⟨

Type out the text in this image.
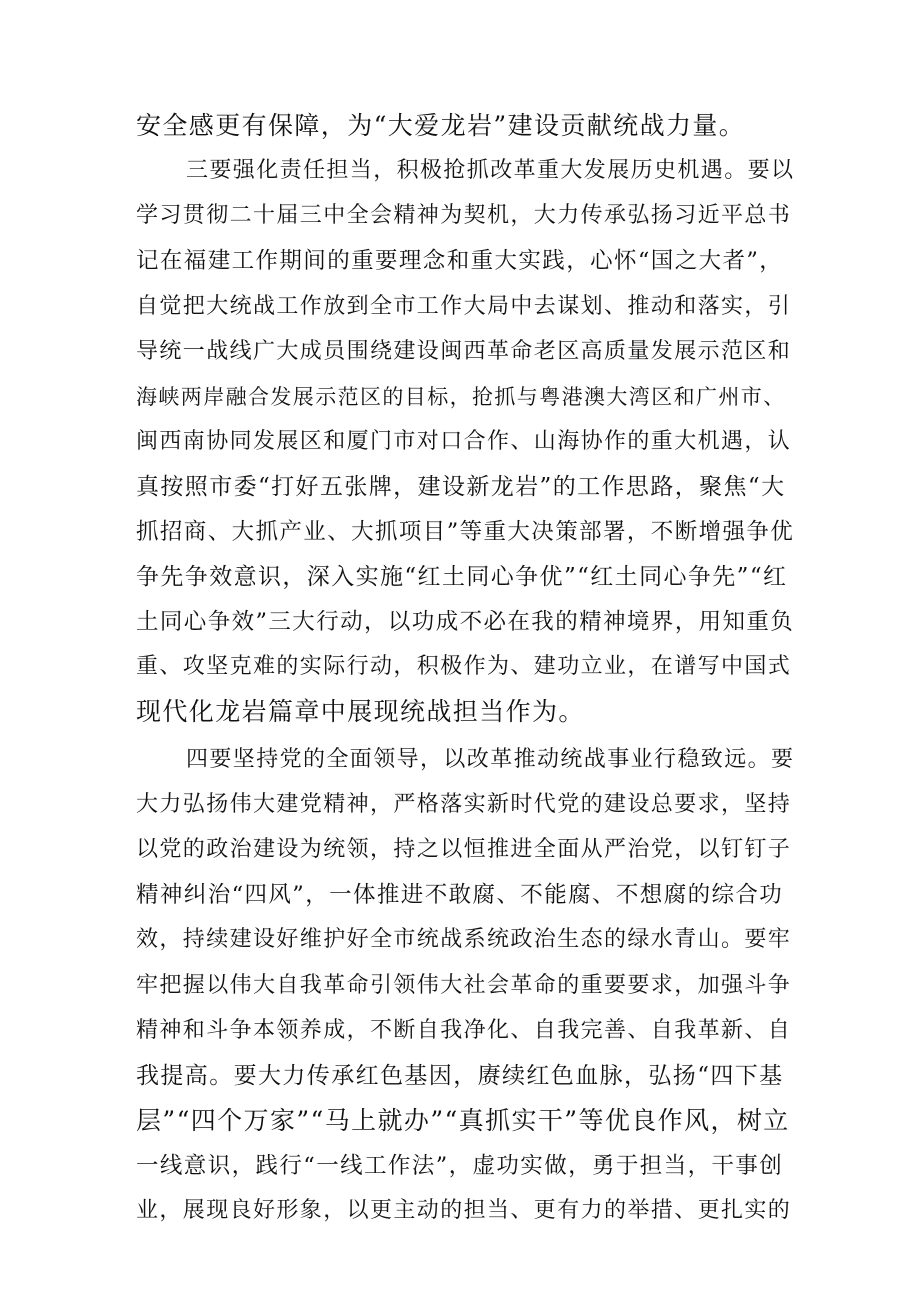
安全感更有保障，为“大爱龙岩”建设贡献统战力量。
三要强化责任担当，积极抢抓改革重大发展历史机遇。要以
学习贯彻二十届三中全会精神为契机，大力传承弘扬习近平总书
记在福建工作期间的重要理念和重大实践，心怀“国之大者”，
自觉把大统战工作放到全市工作大局中去谋划、推动和落实，引
导统一战线广大成员围绕建设闽西革命老区高质量发展示范区和
海峡两岸融合发展示范区的目标，抢抓与粤港澳大湾区和广州市、
闽西南协同发展区和厦门市对口合作、山海协作的重大机遇，认
真按照市委“打好五张牌，建设新龙岩”的工作思路，聚焦“大
抓招商、大抓产业、大抓项目”等重大决策部署，不断增强争优
争先争效意识，深入实施“红土同心争优”“红土同心争先”“红
土同心争效”三大行动，以功成不必在我的精神境界，用知重负
重、攻坚克难的实际行动，积极作为、建功立业，在谱写中国式
现代化龙岩篇章中展现统战担当作为。
四要坚持党的全面领导，以改革推动统战事业行稳致远。要
大力弘扬伟大建党精神，严格落实新时代党的建设总要求，坚持
以党的政治建设为统领，持之以恒推进全面从严治党，以钉钉子
精神纠治“四风”，一体推进不敢腐、不能腐、不想腐的综合功
效，持续建设好维护好全市统战系统政治生态的绿水青山。要牢
牢把握以伟大自我革命引领伟大社会革命的重要要求，加强斗争
精神和斗争本领养成，不断自我净化、自我完善、自我革新、自
我提高。要大力传承红色基因，赓续红色血脉，弘扬“四下基
层”“四个万家”“马上就办”“真抓实干”等优良作风，树立
一线意识，践行“一线工作法”，虚功实做，勇于担当，干事创
业，展现良好形象，以更主动的担当、更有力的举措、更扎实的
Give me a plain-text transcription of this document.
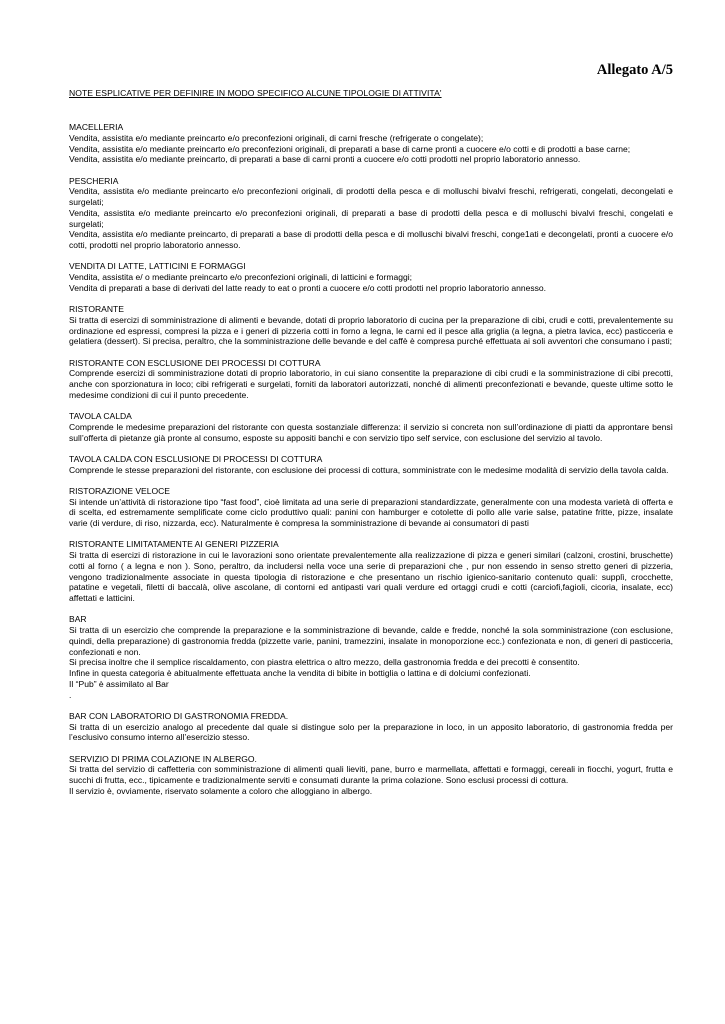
Allegato A/5
NOTE ESPLICATIVE PER DEFINIRE IN MODO SPECIFICO ALCUNE TIPOLOGIE DI ATTIVITA'
MACELLERIA

Vendita, assistita e/o mediante preincarto e/o preconfezioni originali, di carni fresche (refrigerate o congelate);

Vendita, assistita e/o mediante preincarto e/o preconfezioni originali, di preparati a base di carne pronti a cuocere e/o cotti e di prodotti a base carne;

Vendita, assistita e/o mediante preincarto, di preparati a base di carni pronti a cuocere e/o cotti prodotti nel proprio laboratorio annesso.

PESCHERIA

Vendita, assistita e/o mediante preincarto e/o preconfezioni originali, di prodotti della pesca e di molluschi bivalvi freschi, refrigerati, congelati, decongelati e surgelati;

Vendita, assistita e/o mediante preincarto e/o preconfezioni originali, di preparati a base di prodotti della pesca e di molluschi bivalvi freschi, congelati e surgelati;

Vendita, assistita e/o mediante preincarto, di preparati a base di prodotti della pesca e di molluschi bivalvi freschi, conge1ati e decongelati, pronti a cuocere e/o cotti, prodotti nel proprio laboratorio annesso.

VENDITA DI LATTE, LATTICINI E FORMAGGI

Vendita, assistita e/ o mediante preincarto e/o preconfezioni originali, di latticini e formaggi;

Vendita di preparati a base di derivati del latte ready to eat o pronti a cuocere e/o cotti prodotti nel proprio laboratorio annesso.

RISTORANTE

Si tratta di esercizi di somministrazione di alimenti e bevande, dotati di proprio laboratorio di cucina per la preparazione di cibi, crudi e cotti, prevalentemente su ordinazione ed espressi, compresi la pizza e i generi di pizzeria cotti in forno a legna, le carni ed il pesce alla griglia (a legna, a pietra lavica, ecc) pasticceria e gelatiera (dessert). Si precisa, peraltro, che la somministrazione delle bevande e del caffè è compresa purché effettuata ai soli avventori che consumano i pasti;

RISTORANTE CON ESCLUSIONE DEI PROCESSI DI COTTURA

Comprende esercizi di somministrazione dotati di proprio laboratorio, in cui siano consentite la preparazione di cibi crudi e la somministrazione di cibi precotti, anche con sporzionatura in loco; cibi refrigerati e surgelati, forniti da laboratori autorizzati, nonché di alimenti preconfezionati e bevande, queste ultime sotto le medesime condizioni di cui il punto precedente.

TAVOLA CALDA

Comprende le medesime preparazioni del ristorante con questa sostanziale differenza: il servizio si concreta non sull’ordinazione di piatti da approntare bensì sull’offerta di pietanze già pronte al consumo, esposte su appositi banchi e con servizio tipo self service, con esclusione del servizio al tavolo.

TAVOLA CALDA CON ESCLUSIONE DI PROCESSI DI COTTURA

Comprende le stesse preparazioni del ristorante, con esclusione dei processi di cottura, somministrate con le medesime modalità di servizio della tavola calda.

RISTORAZIONE VELOCE

Si intende un’attività di ristorazione tipo “fast food”, cioè limitata ad una serie di preparazioni standardizzate, generalmente con una modesta varietà di offerta e di scelta, ed estremamente semplificate come ciclo produttivo quali: panini con hamburger e cotolette di pollo alle varie salse, patatine fritte, pizze, insalate varie (di verdure, di riso, nizzarda, ecc). Naturalmente è compresa la somministrazione di bevande ai consumatori di pasti

RISTORANTE LIMITATAMENTE AI GENERI PIZZERIA

Si tratta di esercizi di ristorazione in cui le lavorazioni sono orientate prevalentemente alla realizzazione di pizza e generi similari (calzoni, crostini, bruschette) cotti al forno ( a legna e non ). Sono, peraltro, da includersi nella voce una serie di preparazioni che , pur non essendo in senso stretto generi di pizzeria, vengono tradizionalmente associate in questa tipologia di ristorazione e che presentano un rischio igienico-sanitario contenuto quali: supplì, crocchette, patatine e vegetali, filetti di baccalà, olive ascolane, di contorni ed antipasti vari quali verdure ed ortaggi crudi e cotti (carciofi,fagioli, cicoria, insalate, ecc) affettati e latticini.

BAR

Si tratta di un esercizio che comprende la preparazione e la somministrazione di bevande, calde e fredde, nonché la sola somministrazione (con esclusione, quindi, della preparazione) di gastronomia fredda (pizzette varie, panini, tramezzini, insalate in monoporzione ecc.) confezionata e non, di generi di pasticceria, confezionati e non.

Si precisa inoltre che il semplice riscaldamento, con piastra elettrica o altro mezzo, della gastronomia fredda e dei precotti è consentito.

Infine in questa categoria è abitualmente effettuata anche la vendita di bibite in bottiglia o lattina e di dolciumi confezionati.

Il “Pub” è assimilato al Bar

.

BAR CON LABORATORIO DI GASTRONOMIA FREDDA.

Si tratta di un esercizio analogo al precedente dal quale si distingue solo per la preparazione in loco, in un apposito laboratorio, di gastronomia fredda per l’esclusivo consumo interno all’esercizio stesso.

SERVIZIO DI PRIMA COLAZIONE IN ALBERGO.

Si tratta del servizio di caffetteria con somministrazione di alimenti quali lieviti, pane, burro e marmellata, affettati e formaggi, cereali in fiocchi, yogurt, frutta e succhi di frutta, ecc., tipicamente e tradizionalmente serviti e consumati durante la prima colazione. Sono esclusi processi di cottura.

Il servizio è, ovviamente, riservato solamente a coloro che alloggiano in albergo.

⟩

• AIM OF THE TASK: Transcribe the material exactly, leaving every picture out.

• REPLY TO THE EXERCISE:
Type out the text in this image.
安全感更有保障，为“大爱龙岩”建设贡献统战力量。
三要强化责任担当，积极抢抓改革重大发展历史机遇。要以
学习贯彻二十届三中全会精神为契机，大力传承弘扬习近平总书
记在福建工作期间的重要理念和重大实践，心怀“国之大者”，
自觉把大统战工作放到全市工作大局中去谋划、推动和落实，引
导统一战线广大成员围绕建设闽西革命老区高质量发展示范区和
海峡两岸融合发展示范区的目标，抢抓与粤港澳大湾区和广州市、
闽西南协同发展区和厦门市对口合作、山海协作的重大机遇，认
真按照市委“打好五张牌，建设新龙岩”的工作思路，聚焦“大
抓招商、大抓产业、大抓项目”等重大决策部署，不断增强争优
争先争效意识，深入实施“红土同心争优”“红土同心争先”“红
土同心争效”三大行动，以功成不必在我的精神境界，用知重负
重、攻坚克难的实际行动，积极作为、建功立业，在谱写中国式
现代化龙岩篇章中展现统战担当作为。
四要坚持党的全面领导，以改革推动统战事业行稳致远。要
大力弘扬伟大建党精神，严格落实新时代党的建设总要求，坚持
以党的政治建设为统领，持之以恒推进全面从严治党，以钉钉子
精神纠治“四风”，一体推进不敢腐、不能腐、不想腐的综合功
效，持续建设好维护好全市统战系统政治生态的绿水青山。要牢
牢把握以伟大自我革命引领伟大社会革命的重要要求，加强斗争
精神和斗争本领养成，不断自我净化、自我完善、自我革新、自
我提高。要大力传承红色基因，赓续红色血脉，弘扬“四下基
层”“四个万家”“马上就办”“真抓实干”等优良作风，树立
一线意识，践行“一线工作法”，虚功实做，勇于担当，干事创
业，展现良好形象，以更主动的担当、更有力的举措、更扎实的
Give me a plain-text transcription of this document.
Allegato A/5
NOTE ESPLICATIVE PER DEFINIRE IN MODO SPECIFICO ALCUNE TIPOLOGIE DI ATTIVITA'
MACELLERIA

Vendita, assistita e/o mediante preincarto e/o preconfezioni originali, di carni fresche (refrigerate o congelate);

Vendita, assistita e/o mediante preincarto e/o preconfezioni originali, di preparati a base di carne pronti a cuocere e/o cotti e di prodotti a base carne;

Vendita, assistita e/o mediante preincarto, di preparati a base di carni pronti a cuocere e/o cotti prodotti nel proprio laboratorio annesso.

PESCHERIA

Vendita, assistita e/o mediante preincarto e/o preconfezioni originali, di prodotti della pesca e di molluschi bivalvi freschi, refrigerati, congelati, decongelati e surgelati;

Vendita, assistita e/o mediante preincarto e/o preconfezioni originali, di preparati a base di prodotti della pesca e di molluschi bivalvi freschi, congelati e surgelati;

Vendita, assistita e/o mediante preincarto, di preparati a base di prodotti della pesca e di molluschi bivalvi freschi, conge1ati e decongelati, pronti a cuocere e/o cotti, prodotti nel proprio laboratorio annesso.

VENDITA DI LATTE, LATTICINI E FORMAGGI

Vendita, assistita e/ o mediante preincarto e/o preconfezioni originali, di latticini e formaggi;

Vendita di preparati a base di derivati del latte ready to eat o pronti a cuocere e/o cotti prodotti nel proprio laboratorio annesso.

RISTORANTE

Si tratta di esercizi di somministrazione di alimenti e bevande, dotati di proprio laboratorio di cucina per la preparazione di cibi, crudi e cotti, prevalentemente su ordinazione ed espressi, compresi la pizza e i generi di pizzeria cotti in forno a legna, le carni ed il pesce alla griglia (a legna, a pietra lavica, ecc) pasticceria e gelatiera (dessert). Si precisa, peraltro, che la somministrazione delle bevande e del caffè è compresa purché effettuata ai soli avventori che consumano i pasti;

RISTORANTE CON ESCLUSIONE DEI PROCESSI DI COTTURA

Comprende esercizi di somministrazione dotati di proprio laboratorio, in cui siano consentite la preparazione di cibi crudi e la somministrazione di cibi precotti, anche con sporzionatura in loco; cibi refrigerati e surgelati, forniti da laboratori autorizzati, nonché di alimenti preconfezionati e bevande, queste ultime sotto le medesime condizioni di cui il punto precedente.

TAVOLA CALDA

Comprende le medesime preparazioni del ristorante con questa sostanziale differenza: il servizio si concreta non sull’ordinazione di piatti da approntare bensì sull’offerta di pietanze già pronte al consumo, esposte su appositi banchi e con servizio tipo self service, con esclusione del servizio al tavolo.

TAVOLA CALDA CON ESCLUSIONE DI PROCESSI DI COTTURA

Comprende le stesse preparazioni del ristorante, con esclusione dei processi di cottura, somministrate con le medesime modalità di servizio della tavola calda.

RISTORAZIONE VELOCE

Si intende un’attività di ristorazione tipo “fast food”, cioè limitata ad una serie di preparazioni standardizzate, generalmente con una modesta varietà di offerta e di scelta, ed estremamente semplificate come ciclo produttivo quali: panini con hamburger e cotolette di pollo alle varie salse, patatine fritte, pizze, insalate varie (di verdure, di riso, nizzarda, ecc). Naturalmente è compresa la somministrazione di bevande ai consumatori di pasti

RISTORANTE LIMITATAMENTE AI GENERI PIZZERIA

Si tratta di esercizi di ristorazione in cui le lavorazioni sono orientate prevalentemente alla realizzazione di pizza e generi similari (calzoni, crostini, bruschette) cotti al forno ( a legna e non ). Sono, peraltro, da includersi nella voce una serie di preparazioni che , pur non essendo in senso stretto generi di pizzeria, vengono tradizionalmente associate in questa tipologia di ristorazione e che presentano un rischio igienico-sanitario contenuto quali: supplì, crocchette, patatine e vegetali, filetti di baccalà, olive ascolane, di contorni ed antipasti vari quali verdure ed ortaggi crudi e cotti (carciofi,fagioli, cicoria, insalate, ecc) affettati e latticini.

BAR

Si tratta di un esercizio che comprende la preparazione e la somministrazione di bevande, calde e fredde, nonché la sola somministrazione (con esclusione, quindi, della preparazione) di gastronomia fredda (pizzette varie, panini, tramezzini, insalate in monoporzione ecc.) confezionata e non, di generi di pasticceria, confezionati e non.

Si precisa inoltre che il semplice riscaldamento, con piastra elettrica o altro mezzo, della gastronomia fredda e dei precotti è consentito.

Infine in questa categoria è abitualmente effettuata anche la vendita di bibite in bottiglia o lattina e di dolciumi confezionati.

Il “Pub” è assimilato al Bar

.

BAR CON LABORATORIO DI GASTRONOMIA FREDDA.

Si tratta di un esercizio analogo al precedente dal quale si distingue solo per la preparazione in loco, in un apposito laboratorio, di gastronomia fredda per l’esclusivo consumo interno all’esercizio stesso.

SERVIZIO DI PRIMA COLAZIONE IN ALBERGO.

Si tratta del servizio di caffetteria con somministrazione di alimenti quali lieviti, pane, burro e marmellata, affettati e formaggi, cereali in fiocchi, yogurt, frutta e succhi di frutta, ecc., tipicamente e tradizionalmente serviti e consumati durante la prima colazione. Sono esclusi processi di cottura.

Il servizio è, ovviamente, riservato solamente a coloro che alloggiano in albergo.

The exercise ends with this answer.